> _EXERCISE REQUIREMENTS_: Please list all lines of the material below in which the string "this" occurs.

______

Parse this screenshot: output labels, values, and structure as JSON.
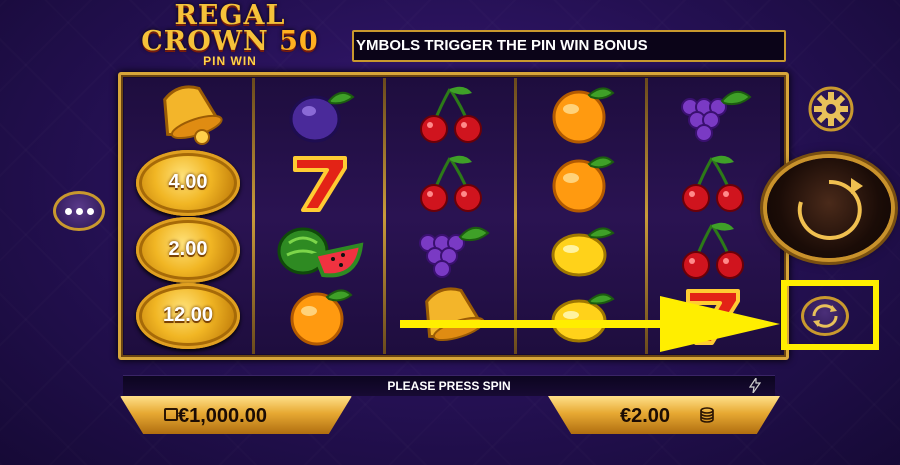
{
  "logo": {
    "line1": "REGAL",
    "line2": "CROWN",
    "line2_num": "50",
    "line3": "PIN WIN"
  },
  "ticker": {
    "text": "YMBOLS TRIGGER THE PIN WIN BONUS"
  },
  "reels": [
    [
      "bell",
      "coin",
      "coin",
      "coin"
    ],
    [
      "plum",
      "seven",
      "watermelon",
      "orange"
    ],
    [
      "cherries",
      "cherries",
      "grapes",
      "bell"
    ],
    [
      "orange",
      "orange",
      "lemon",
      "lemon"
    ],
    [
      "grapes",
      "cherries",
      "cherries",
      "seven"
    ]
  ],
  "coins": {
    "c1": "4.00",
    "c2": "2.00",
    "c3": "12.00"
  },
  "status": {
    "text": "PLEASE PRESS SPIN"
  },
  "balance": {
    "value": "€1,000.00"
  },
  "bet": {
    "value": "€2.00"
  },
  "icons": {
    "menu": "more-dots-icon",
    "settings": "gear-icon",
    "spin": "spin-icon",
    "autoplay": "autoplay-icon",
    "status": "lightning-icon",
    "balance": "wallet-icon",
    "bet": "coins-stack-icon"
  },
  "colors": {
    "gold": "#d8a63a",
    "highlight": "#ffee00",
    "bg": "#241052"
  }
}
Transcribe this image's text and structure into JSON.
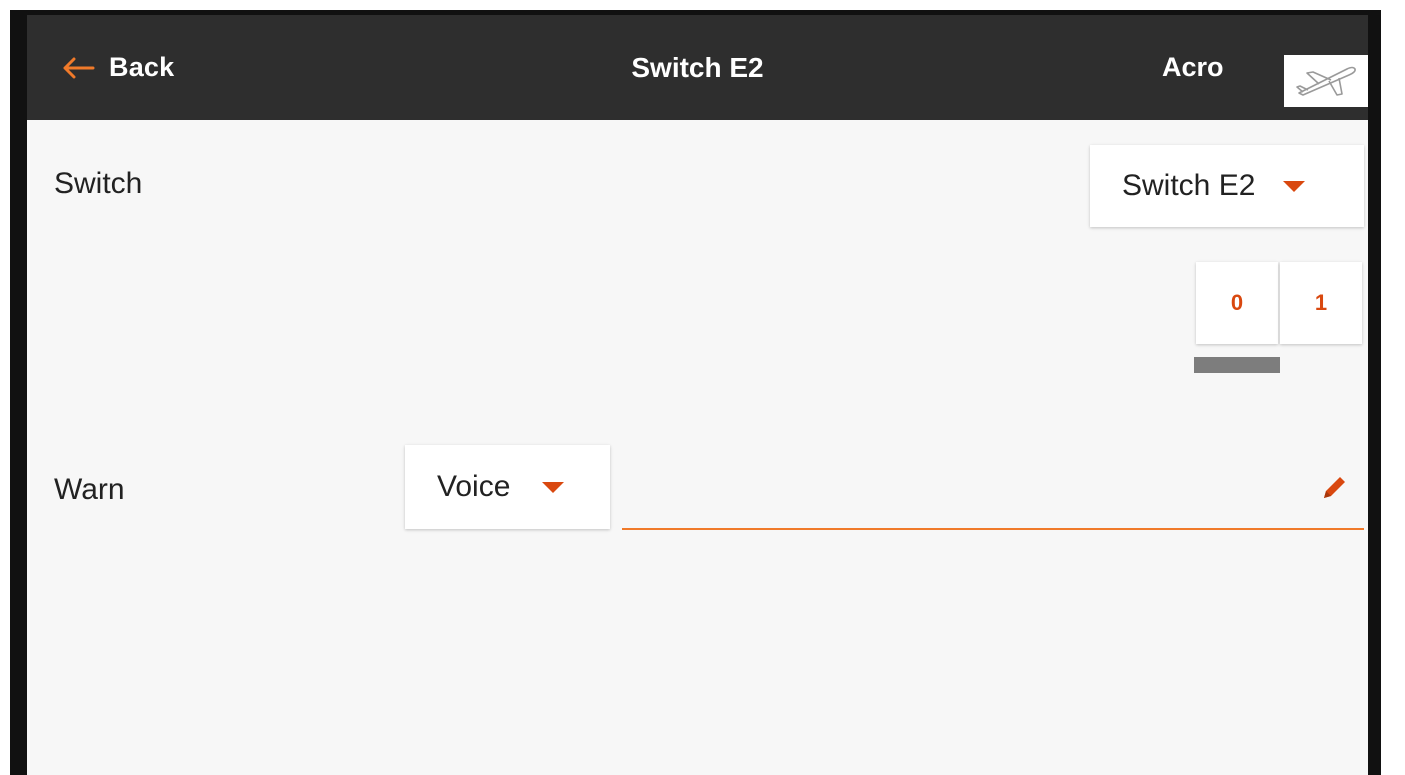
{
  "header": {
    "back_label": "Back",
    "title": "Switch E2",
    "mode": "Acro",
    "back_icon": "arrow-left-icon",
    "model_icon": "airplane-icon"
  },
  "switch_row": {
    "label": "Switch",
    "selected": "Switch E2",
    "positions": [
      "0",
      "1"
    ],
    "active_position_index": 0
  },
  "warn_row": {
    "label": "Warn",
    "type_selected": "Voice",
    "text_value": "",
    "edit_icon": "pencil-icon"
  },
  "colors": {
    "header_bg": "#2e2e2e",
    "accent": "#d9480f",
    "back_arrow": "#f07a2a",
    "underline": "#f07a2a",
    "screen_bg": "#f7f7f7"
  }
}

______

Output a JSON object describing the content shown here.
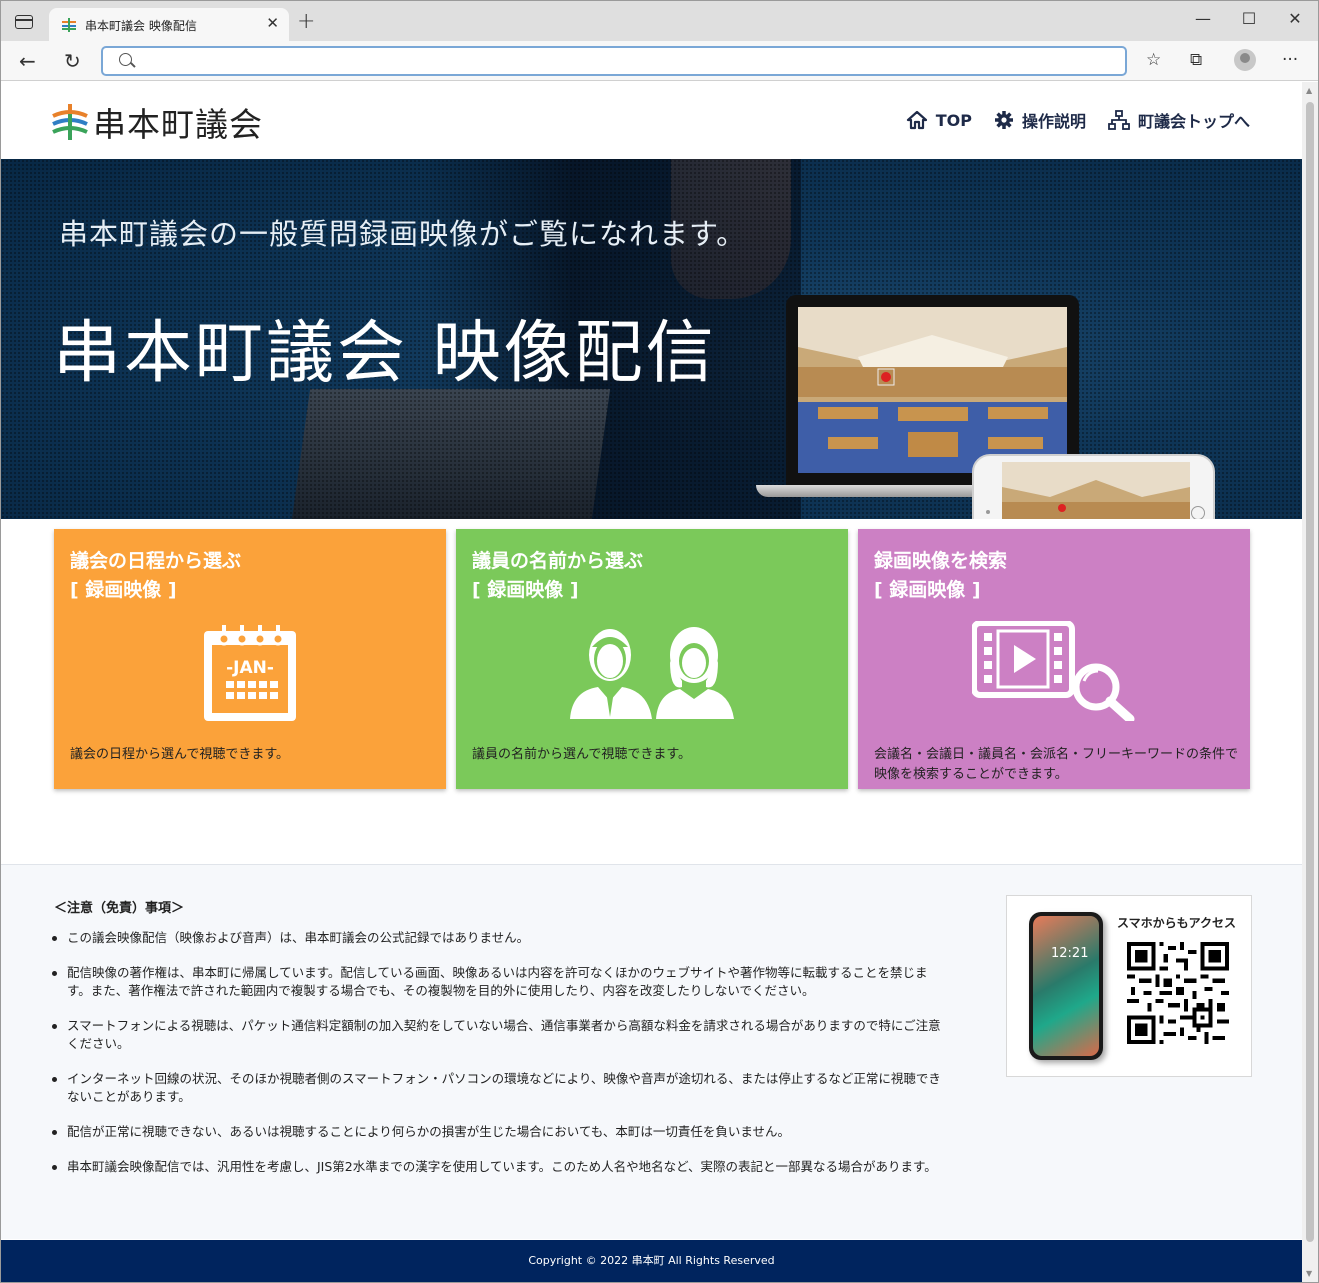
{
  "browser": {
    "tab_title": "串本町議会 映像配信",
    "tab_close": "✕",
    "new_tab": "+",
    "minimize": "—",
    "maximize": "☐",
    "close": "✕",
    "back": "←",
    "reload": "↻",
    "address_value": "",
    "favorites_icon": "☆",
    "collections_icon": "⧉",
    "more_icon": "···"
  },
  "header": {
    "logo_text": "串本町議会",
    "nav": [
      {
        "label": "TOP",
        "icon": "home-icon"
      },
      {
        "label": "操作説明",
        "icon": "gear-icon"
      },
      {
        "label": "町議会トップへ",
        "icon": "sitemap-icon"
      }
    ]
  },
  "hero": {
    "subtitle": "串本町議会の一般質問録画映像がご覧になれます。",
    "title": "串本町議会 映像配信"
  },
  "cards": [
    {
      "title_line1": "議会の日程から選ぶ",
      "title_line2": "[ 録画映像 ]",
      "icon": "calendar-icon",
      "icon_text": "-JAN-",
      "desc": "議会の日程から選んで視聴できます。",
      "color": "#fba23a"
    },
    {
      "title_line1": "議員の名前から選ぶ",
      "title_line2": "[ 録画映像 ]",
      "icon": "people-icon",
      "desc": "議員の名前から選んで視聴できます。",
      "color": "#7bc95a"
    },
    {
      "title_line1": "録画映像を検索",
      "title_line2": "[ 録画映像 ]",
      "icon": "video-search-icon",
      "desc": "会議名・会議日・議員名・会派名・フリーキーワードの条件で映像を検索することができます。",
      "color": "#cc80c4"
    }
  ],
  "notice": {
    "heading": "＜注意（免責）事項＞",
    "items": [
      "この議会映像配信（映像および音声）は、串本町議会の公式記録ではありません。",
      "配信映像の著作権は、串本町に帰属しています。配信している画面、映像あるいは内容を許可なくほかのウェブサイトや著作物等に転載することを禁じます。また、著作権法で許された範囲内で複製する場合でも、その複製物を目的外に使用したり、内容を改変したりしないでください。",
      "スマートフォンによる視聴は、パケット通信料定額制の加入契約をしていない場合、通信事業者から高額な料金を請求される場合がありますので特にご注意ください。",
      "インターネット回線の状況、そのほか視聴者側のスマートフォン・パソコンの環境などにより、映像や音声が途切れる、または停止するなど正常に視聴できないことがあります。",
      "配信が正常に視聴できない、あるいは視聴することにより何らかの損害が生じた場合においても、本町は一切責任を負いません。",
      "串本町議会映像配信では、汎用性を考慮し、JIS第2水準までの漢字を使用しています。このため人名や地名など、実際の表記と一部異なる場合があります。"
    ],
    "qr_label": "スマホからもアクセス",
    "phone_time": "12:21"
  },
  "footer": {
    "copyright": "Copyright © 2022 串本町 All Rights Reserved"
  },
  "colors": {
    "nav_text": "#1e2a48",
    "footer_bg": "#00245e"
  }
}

______

> _RESULT BELOW_:
Parse this screenshot: output labels, values, and structure as JSON.
Transcribe this image's text and structure into JSON.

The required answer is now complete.